### AIM OF THE EXERCISE
Would you print the records below word for word, without the pictures?

*** EXTRACTED ENTRIES

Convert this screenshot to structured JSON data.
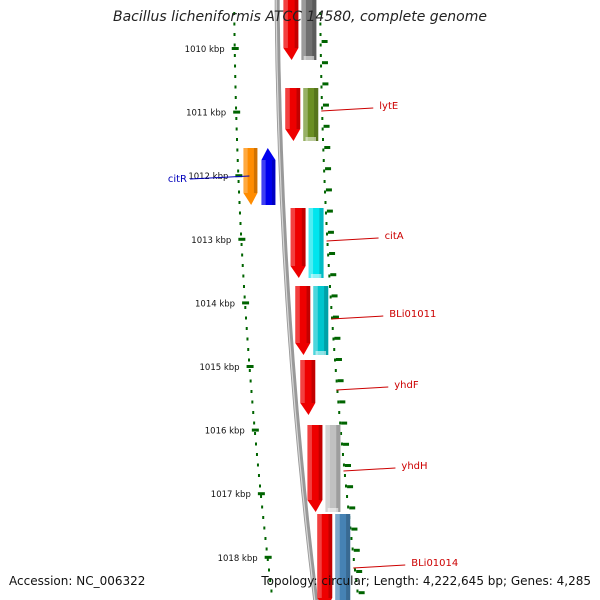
{
  "title": "Bacillus licheniformis ATCC 14580, complete genome",
  "footer": {
    "accession": "Accession: NC_006322",
    "summary": "Topology: circular; Length: 4,222,645 bp; Genes: 4,285"
  },
  "ticks": [
    {
      "label": "1010 kbp"
    },
    {
      "label": "1011 kbp"
    },
    {
      "label": "1012 kbp"
    },
    {
      "label": "1013 kbp"
    },
    {
      "label": "1014 kbp"
    },
    {
      "label": "1015 kbp"
    },
    {
      "label": "1016 kbp"
    },
    {
      "label": "1017 kbp"
    },
    {
      "label": "1018 kbp"
    }
  ],
  "genes": [
    {
      "label": "",
      "strand": "+",
      "track_color": "#707070"
    },
    {
      "label": "lytE",
      "strand": "+",
      "track_color": "#6b8e23"
    },
    {
      "label": "citR",
      "strand": "-",
      "track_color": "#0000ee"
    },
    {
      "label": "citA",
      "strand": "+",
      "track_color": "#00e5ee"
    },
    {
      "label": "BLi01011",
      "strand": "+",
      "track_color": "#00c5cd"
    },
    {
      "label": "yhdF",
      "strand": "+",
      "track_color": ""
    },
    {
      "label": "yhdH",
      "strand": "+",
      "track_color": "#c0c0c0"
    },
    {
      "label": "BLi01014",
      "strand": "+",
      "track_color": "#4682b4"
    }
  ],
  "colors": {
    "backbone": "#999999",
    "cds": "#ee0000",
    "tick": "#006400",
    "label_plus": "#cc0000",
    "label_minus": "#0000bb",
    "minus_cds": "#ff8c00"
  }
}
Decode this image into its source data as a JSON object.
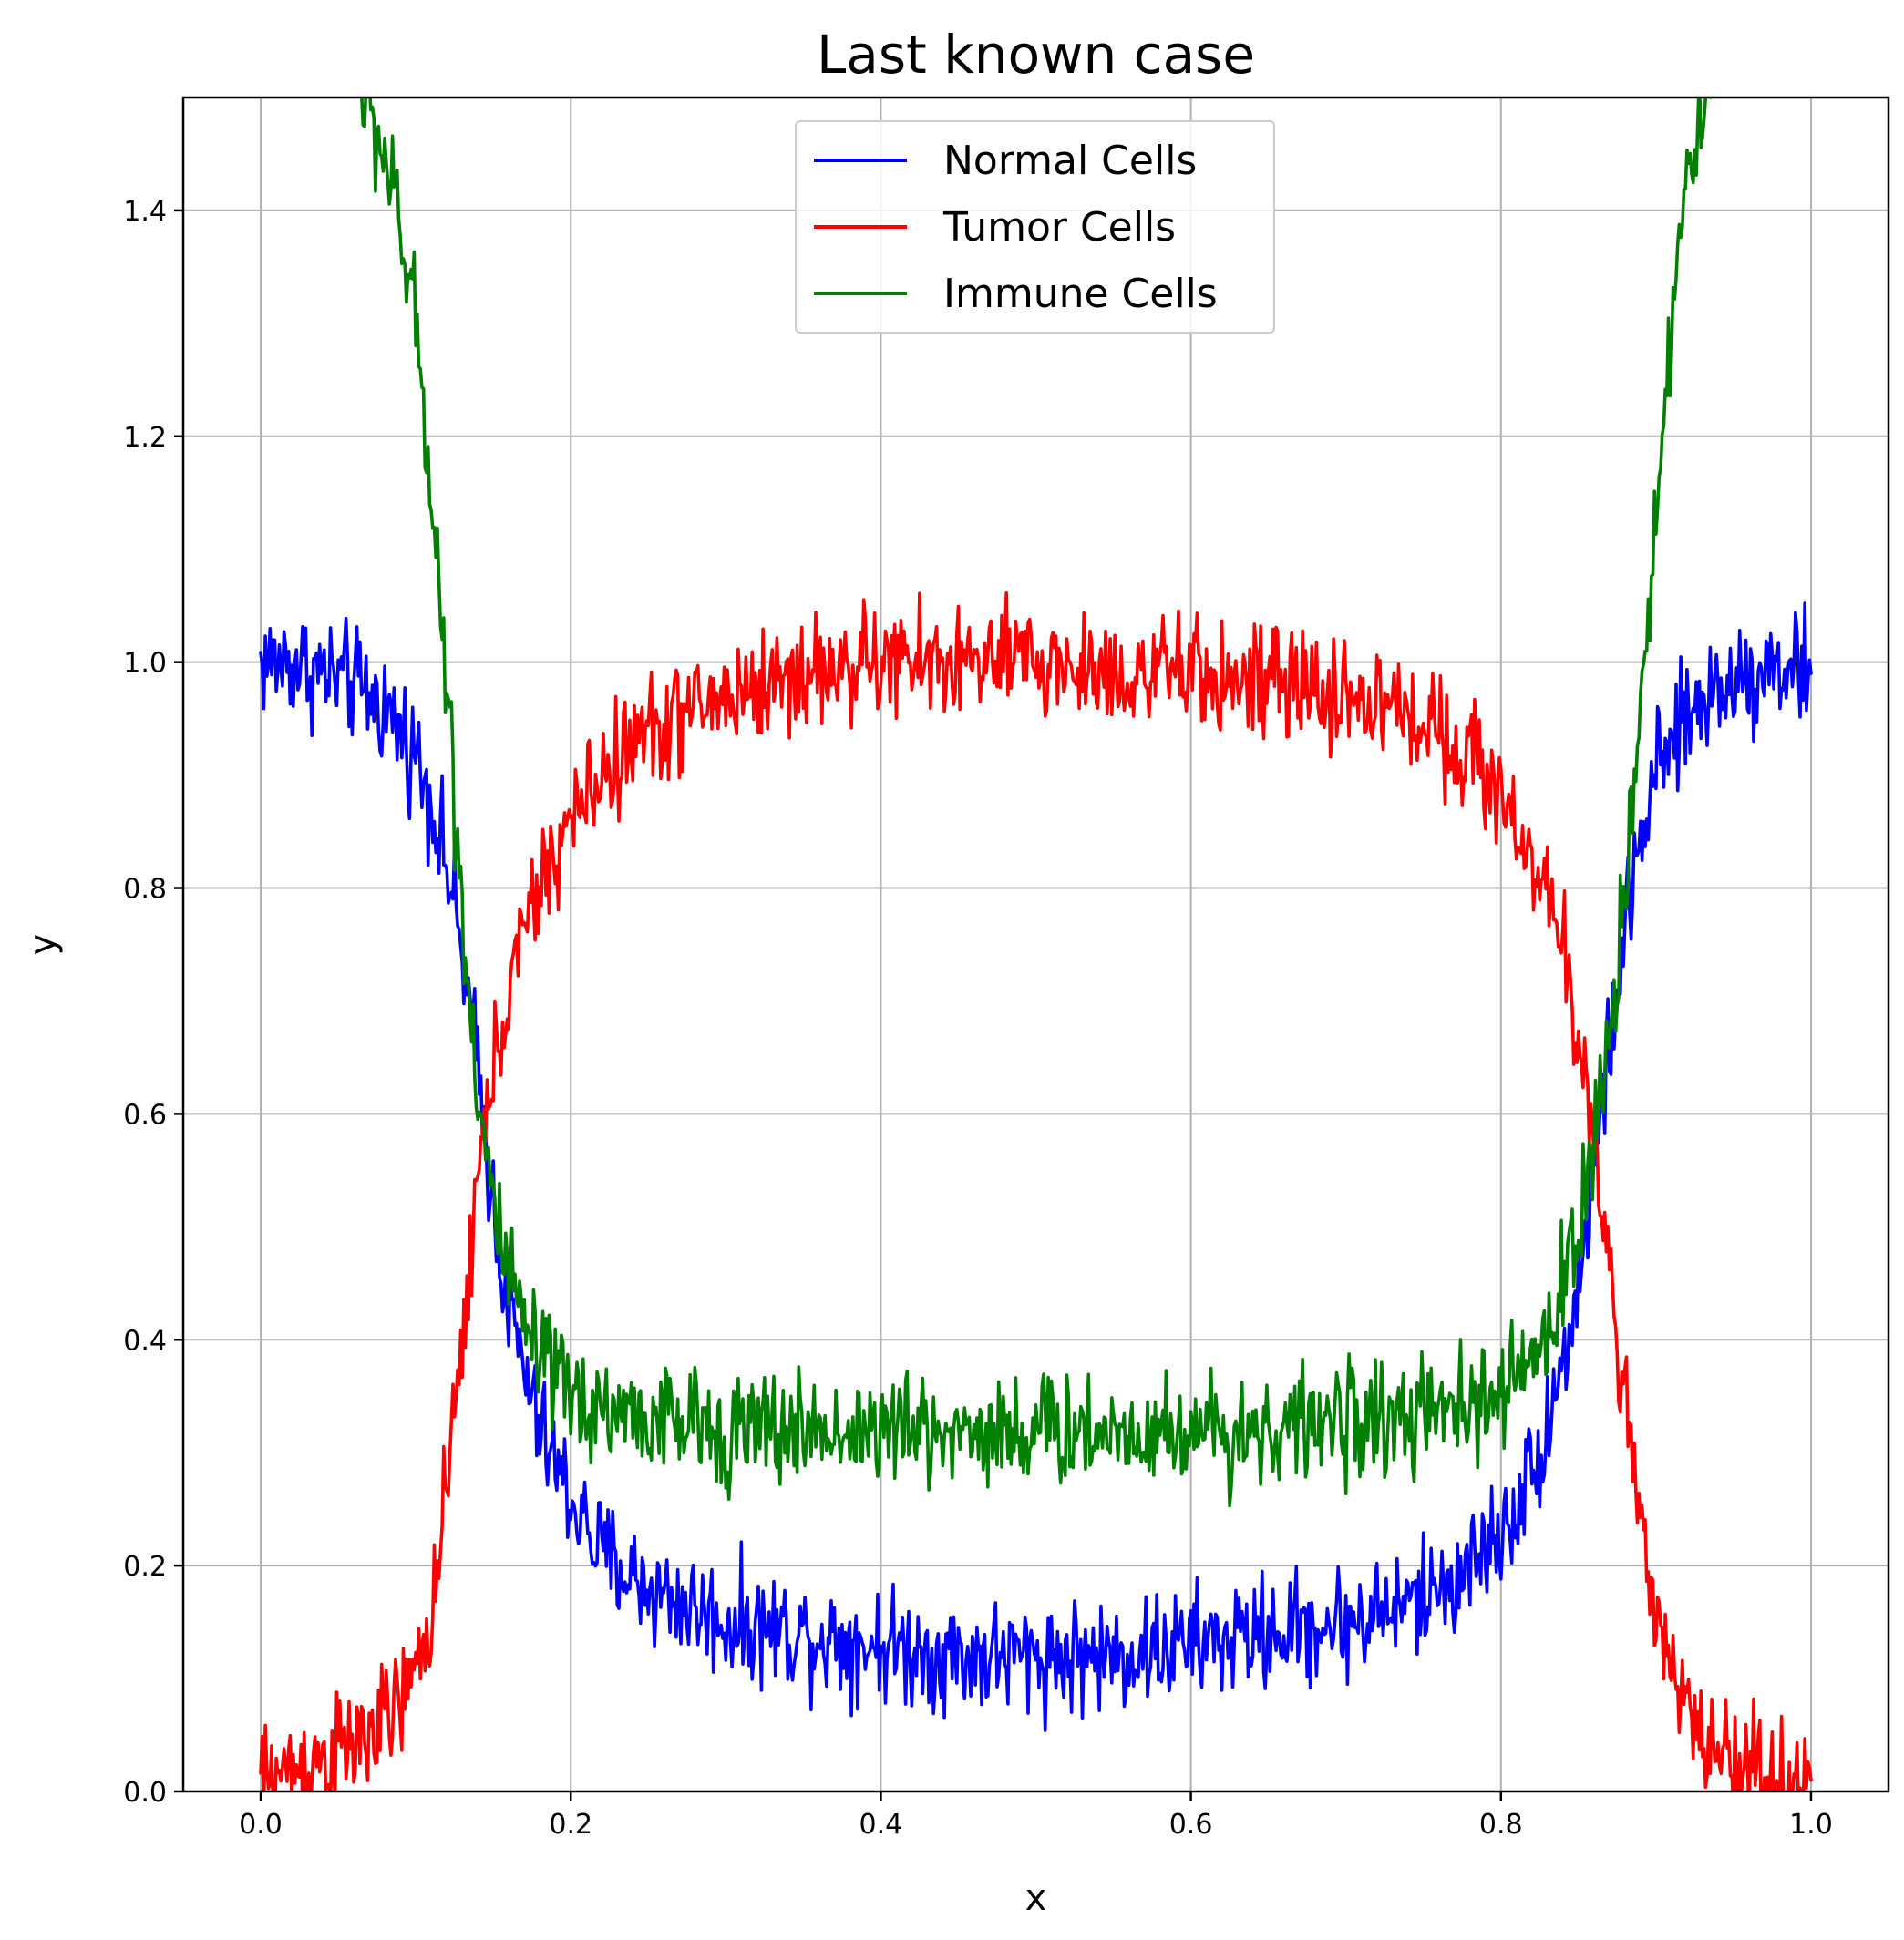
{
  "chart_data": {
    "type": "line",
    "title": "Last known case",
    "xlabel": "x",
    "ylabel": "y",
    "xlim": [
      -0.05,
      1.05
    ],
    "ylim": [
      0.0,
      1.5
    ],
    "xticks": [
      0.0,
      0.2,
      0.4,
      0.6,
      0.8,
      1.0
    ],
    "xtick_labels": [
      "0.0",
      "0.2",
      "0.4",
      "0.6",
      "0.8",
      "1.0"
    ],
    "yticks": [
      0.0,
      0.2,
      0.4,
      0.6,
      0.8,
      1.0,
      1.2,
      1.4
    ],
    "ytick_labels": [
      "0.0",
      "0.2",
      "0.4",
      "0.6",
      "0.8",
      "1.0",
      "1.2",
      "1.4"
    ],
    "grid": true,
    "legend_position": "top-center",
    "series": [
      {
        "name": "Normal Cells",
        "color": "#0000ff",
        "x": [
          0.0,
          0.02,
          0.04,
          0.06,
          0.08,
          0.1,
          0.11,
          0.12,
          0.13,
          0.14,
          0.15,
          0.16,
          0.17,
          0.18,
          0.2,
          0.22,
          0.25,
          0.3,
          0.35,
          0.4,
          0.45,
          0.5,
          0.55,
          0.6,
          0.65,
          0.7,
          0.75,
          0.78,
          0.8,
          0.82,
          0.83,
          0.84,
          0.85,
          0.86,
          0.87,
          0.88,
          0.89,
          0.9,
          0.92,
          0.94,
          0.96,
          0.98,
          1.0
        ],
        "y": [
          1.0,
          1.0,
          0.99,
          0.98,
          0.96,
          0.92,
          0.88,
          0.82,
          0.74,
          0.64,
          0.52,
          0.43,
          0.37,
          0.32,
          0.26,
          0.21,
          0.18,
          0.15,
          0.14,
          0.13,
          0.12,
          0.12,
          0.12,
          0.13,
          0.14,
          0.15,
          0.17,
          0.2,
          0.23,
          0.28,
          0.33,
          0.38,
          0.45,
          0.55,
          0.66,
          0.76,
          0.84,
          0.9,
          0.95,
          0.98,
          0.99,
          1.0,
          0.99
        ]
      },
      {
        "name": "Tumor Cells",
        "color": "#ff0000",
        "x": [
          0.0,
          0.02,
          0.04,
          0.06,
          0.08,
          0.1,
          0.11,
          0.12,
          0.13,
          0.14,
          0.15,
          0.16,
          0.17,
          0.18,
          0.2,
          0.22,
          0.25,
          0.3,
          0.35,
          0.4,
          0.45,
          0.5,
          0.55,
          0.6,
          0.65,
          0.7,
          0.75,
          0.78,
          0.8,
          0.82,
          0.83,
          0.84,
          0.85,
          0.86,
          0.87,
          0.88,
          0.89,
          0.9,
          0.92,
          0.94,
          0.96,
          0.98,
          1.0
        ],
        "y": [
          0.01,
          0.02,
          0.03,
          0.04,
          0.06,
          0.1,
          0.16,
          0.26,
          0.4,
          0.54,
          0.64,
          0.71,
          0.76,
          0.8,
          0.86,
          0.9,
          0.94,
          0.97,
          0.99,
          1.0,
          1.0,
          1.0,
          0.99,
          0.99,
          0.98,
          0.97,
          0.95,
          0.92,
          0.88,
          0.83,
          0.79,
          0.74,
          0.67,
          0.58,
          0.47,
          0.35,
          0.23,
          0.14,
          0.07,
          0.04,
          0.02,
          0.01,
          0.01
        ]
      },
      {
        "name": "Immune Cells",
        "color": "#008000",
        "x": [
          0.065,
          0.08,
          0.09,
          0.1,
          0.11,
          0.12,
          0.13,
          0.14,
          0.15,
          0.16,
          0.17,
          0.18,
          0.2,
          0.22,
          0.25,
          0.3,
          0.35,
          0.4,
          0.45,
          0.5,
          0.55,
          0.6,
          0.65,
          0.7,
          0.75,
          0.78,
          0.8,
          0.82,
          0.83,
          0.84,
          0.85,
          0.86,
          0.87,
          0.88,
          0.89,
          0.9,
          0.91,
          0.92,
          0.935
        ],
        "y": [
          1.5,
          1.45,
          1.38,
          1.3,
          1.16,
          0.98,
          0.78,
          0.62,
          0.52,
          0.45,
          0.41,
          0.38,
          0.35,
          0.34,
          0.33,
          0.32,
          0.32,
          0.32,
          0.32,
          0.32,
          0.32,
          0.32,
          0.32,
          0.33,
          0.33,
          0.34,
          0.35,
          0.38,
          0.41,
          0.45,
          0.5,
          0.57,
          0.67,
          0.8,
          0.96,
          1.14,
          1.3,
          1.43,
          1.5
        ]
      }
    ]
  }
}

******

### FINISHED EXERCISE
Convert this screenshot to structured JSON data.
{
  "title": "Bacillus licheniformis ATCC 14580, complete genome",
  "footer": {
    "accession": "Accession: NC_006322",
    "summary": "Topology: circular; Length: 4,222,645 bp; Genes: 4,285"
  },
  "ticks": [
    {
      "label": "1010 kbp"
    },
    {
      "label": "1011 kbp"
    },
    {
      "label": "1012 kbp"
    },
    {
      "label": "1013 kbp"
    },
    {
      "label": "1014 kbp"
    },
    {
      "label": "1015 kbp"
    },
    {
      "label": "1016 kbp"
    },
    {
      "label": "1017 kbp"
    },
    {
      "label": "1018 kbp"
    }
  ],
  "genes": [
    {
      "label": "",
      "strand": "+",
      "track_color": "#707070"
    },
    {
      "label": "lytE",
      "strand": "+",
      "track_color": "#6b8e23"
    },
    {
      "label": "citR",
      "strand": "-",
      "track_color": "#0000ee"
    },
    {
      "label": "citA",
      "strand": "+",
      "track_color": "#00e5ee"
    },
    {
      "label": "BLi01011",
      "strand": "+",
      "track_color": "#00c5cd"
    },
    {
      "label": "yhdF",
      "strand": "+",
      "track_color": ""
    },
    {
      "label": "yhdH",
      "strand": "+",
      "track_color": "#c0c0c0"
    },
    {
      "label": "BLi01014",
      "strand": "+",
      "track_color": "#4682b4"
    }
  ],
  "colors": {
    "backbone": "#999999",
    "cds": "#ee0000",
    "tick": "#006400",
    "label_plus": "#cc0000",
    "label_minus": "#0000bb",
    "minus_cds": "#ff8c00"
  }
}
Decode this image into its source data as a JSON object.
{
  "chart_data": {
    "type": "line",
    "title": "Last known case",
    "xlabel": "x",
    "ylabel": "y",
    "xlim": [
      -0.05,
      1.05
    ],
    "ylim": [
      0.0,
      1.5
    ],
    "xticks": [
      0.0,
      0.2,
      0.4,
      0.6,
      0.8,
      1.0
    ],
    "xtick_labels": [
      "0.0",
      "0.2",
      "0.4",
      "0.6",
      "0.8",
      "1.0"
    ],
    "yticks": [
      0.0,
      0.2,
      0.4,
      0.6,
      0.8,
      1.0,
      1.2,
      1.4
    ],
    "ytick_labels": [
      "0.0",
      "0.2",
      "0.4",
      "0.6",
      "0.8",
      "1.0",
      "1.2",
      "1.4"
    ],
    "grid": true,
    "legend_position": "top-center",
    "series": [
      {
        "name": "Normal Cells",
        "color": "#0000ff",
        "x": [
          0.0,
          0.02,
          0.04,
          0.06,
          0.08,
          0.1,
          0.11,
          0.12,
          0.13,
          0.14,
          0.15,
          0.16,
          0.17,
          0.18,
          0.2,
          0.22,
          0.25,
          0.3,
          0.35,
          0.4,
          0.45,
          0.5,
          0.55,
          0.6,
          0.65,
          0.7,
          0.75,
          0.78,
          0.8,
          0.82,
          0.83,
          0.84,
          0.85,
          0.86,
          0.87,
          0.88,
          0.89,
          0.9,
          0.92,
          0.94,
          0.96,
          0.98,
          1.0
        ],
        "y": [
          1.0,
          1.0,
          0.99,
          0.98,
          0.96,
          0.92,
          0.88,
          0.82,
          0.74,
          0.64,
          0.52,
          0.43,
          0.37,
          0.32,
          0.26,
          0.21,
          0.18,
          0.15,
          0.14,
          0.13,
          0.12,
          0.12,
          0.12,
          0.13,
          0.14,
          0.15,
          0.17,
          0.2,
          0.23,
          0.28,
          0.33,
          0.38,
          0.45,
          0.55,
          0.66,
          0.76,
          0.84,
          0.9,
          0.95,
          0.98,
          0.99,
          1.0,
          0.99
        ]
      },
      {
        "name": "Tumor Cells",
        "color": "#ff0000",
        "x": [
          0.0,
          0.02,
          0.04,
          0.06,
          0.08,
          0.1,
          0.11,
          0.12,
          0.13,
          0.14,
          0.15,
          0.16,
          0.17,
          0.18,
          0.2,
          0.22,
          0.25,
          0.3,
          0.35,
          0.4,
          0.45,
          0.5,
          0.55,
          0.6,
          0.65,
          0.7,
          0.75,
          0.78,
          0.8,
          0.82,
          0.83,
          0.84,
          0.85,
          0.86,
          0.87,
          0.88,
          0.89,
          0.9,
          0.92,
          0.94,
          0.96,
          0.98,
          1.0
        ],
        "y": [
          0.01,
          0.02,
          0.03,
          0.04,
          0.06,
          0.1,
          0.16,
          0.26,
          0.4,
          0.54,
          0.64,
          0.71,
          0.76,
          0.8,
          0.86,
          0.9,
          0.94,
          0.97,
          0.99,
          1.0,
          1.0,
          1.0,
          0.99,
          0.99,
          0.98,
          0.97,
          0.95,
          0.92,
          0.88,
          0.83,
          0.79,
          0.74,
          0.67,
          0.58,
          0.47,
          0.35,
          0.23,
          0.14,
          0.07,
          0.04,
          0.02,
          0.01,
          0.01
        ]
      },
      {
        "name": "Immune Cells",
        "color": "#008000",
        "x": [
          0.065,
          0.08,
          0.09,
          0.1,
          0.11,
          0.12,
          0.13,
          0.14,
          0.15,
          0.16,
          0.17,
          0.18,
          0.2,
          0.22,
          0.25,
          0.3,
          0.35,
          0.4,
          0.45,
          0.5,
          0.55,
          0.6,
          0.65,
          0.7,
          0.75,
          0.78,
          0.8,
          0.82,
          0.83,
          0.84,
          0.85,
          0.86,
          0.87,
          0.88,
          0.89,
          0.9,
          0.91,
          0.92,
          0.935
        ],
        "y": [
          1.5,
          1.45,
          1.38,
          1.3,
          1.16,
          0.98,
          0.78,
          0.62,
          0.52,
          0.45,
          0.41,
          0.38,
          0.35,
          0.34,
          0.33,
          0.32,
          0.32,
          0.32,
          0.32,
          0.32,
          0.32,
          0.32,
          0.32,
          0.33,
          0.33,
          0.34,
          0.35,
          0.38,
          0.41,
          0.45,
          0.5,
          0.57,
          0.67,
          0.8,
          0.96,
          1.14,
          1.3,
          1.43,
          1.5
        ]
      }
    ]
  }
}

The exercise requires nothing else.